Retype the whole listing below, character for character.
────────
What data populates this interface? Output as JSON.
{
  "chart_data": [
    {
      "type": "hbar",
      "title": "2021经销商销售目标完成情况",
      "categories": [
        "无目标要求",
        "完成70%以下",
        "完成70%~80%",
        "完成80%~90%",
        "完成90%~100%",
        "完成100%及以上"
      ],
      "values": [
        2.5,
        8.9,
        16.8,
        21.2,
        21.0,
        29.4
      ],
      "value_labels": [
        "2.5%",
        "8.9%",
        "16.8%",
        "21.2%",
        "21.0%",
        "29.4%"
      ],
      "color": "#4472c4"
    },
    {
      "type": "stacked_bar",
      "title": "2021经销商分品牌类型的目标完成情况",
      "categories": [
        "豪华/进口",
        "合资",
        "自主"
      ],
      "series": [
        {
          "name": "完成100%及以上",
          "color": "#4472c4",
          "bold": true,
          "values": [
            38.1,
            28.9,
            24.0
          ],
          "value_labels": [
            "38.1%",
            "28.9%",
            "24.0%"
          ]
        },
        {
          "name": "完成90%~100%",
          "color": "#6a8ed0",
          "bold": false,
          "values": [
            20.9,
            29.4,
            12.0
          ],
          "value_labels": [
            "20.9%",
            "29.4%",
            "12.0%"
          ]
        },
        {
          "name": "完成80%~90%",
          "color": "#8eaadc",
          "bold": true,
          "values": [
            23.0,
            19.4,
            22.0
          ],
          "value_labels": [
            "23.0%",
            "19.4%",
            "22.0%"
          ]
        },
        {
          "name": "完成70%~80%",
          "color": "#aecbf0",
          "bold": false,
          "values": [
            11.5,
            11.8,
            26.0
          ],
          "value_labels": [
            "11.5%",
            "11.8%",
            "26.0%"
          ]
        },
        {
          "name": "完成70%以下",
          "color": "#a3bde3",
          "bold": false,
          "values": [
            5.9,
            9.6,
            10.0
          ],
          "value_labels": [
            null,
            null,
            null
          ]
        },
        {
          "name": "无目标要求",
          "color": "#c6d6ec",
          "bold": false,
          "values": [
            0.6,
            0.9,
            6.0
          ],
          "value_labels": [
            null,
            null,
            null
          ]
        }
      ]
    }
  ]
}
────────
(REPLY)
What data populates this interface? Output as JSON.
{
  "chart_data": [
    {
      "type": "hbar",
      "title": "2021经销商销售目标完成情况",
      "categories": [
        "无目标要求",
        "完成70%以下",
        "完成70%~80%",
        "完成80%~90%",
        "完成90%~100%",
        "完成100%及以上"
      ],
      "values": [
        2.5,
        8.9,
        16.8,
        21.2,
        21.0,
        29.4
      ],
      "value_labels": [
        "2.5%",
        "8.9%",
        "16.8%",
        "21.2%",
        "21.0%",
        "29.4%"
      ],
      "color": "#4472c4"
    },
    {
      "type": "stacked_bar",
      "title": "2021经销商分品牌类型的目标完成情况",
      "categories": [
        "豪华/进口",
        "合资",
        "自主"
      ],
      "series": [
        {
          "name": "完成100%及以上",
          "color": "#4472c4",
          "bold": true,
          "values": [
            38.1,
            28.9,
            24.0
          ],
          "value_labels": [
            "38.1%",
            "28.9%",
            "24.0%"
          ]
        },
        {
          "name": "完成90%~100%",
          "color": "#6a8ed0",
          "bold": false,
          "values": [
            20.9,
            29.4,
            12.0
          ],
          "value_labels": [
            "20.9%",
            "29.4%",
            "12.0%"
          ]
        },
        {
          "name": "完成80%~90%",
          "color": "#8eaadc",
          "bold": true,
          "values": [
            23.0,
            19.4,
            22.0
          ],
          "value_labels": [
            "23.0%",
            "19.4%",
            "22.0%"
          ]
        },
        {
          "name": "完成70%~80%",
          "color": "#aecbf0",
          "bold": false,
          "values": [
            11.5,
            11.8,
            26.0
          ],
          "value_labels": [
            "11.5%",
            "11.8%",
            "26.0%"
          ]
        },
        {
          "name": "完成70%以下",
          "color": "#a3bde3",
          "bold": false,
          "values": [
            5.9,
            9.6,
            10.0
          ],
          "value_labels": [
            null,
            null,
            null
          ]
        },
        {
          "name": "无目标要求",
          "color": "#c6d6ec",
          "bold": false,
          "values": [
            0.6,
            0.9,
            6.0
          ],
          "value_labels": [
            null,
            null,
            null
          ]
        }
      ]
    }
  ]
}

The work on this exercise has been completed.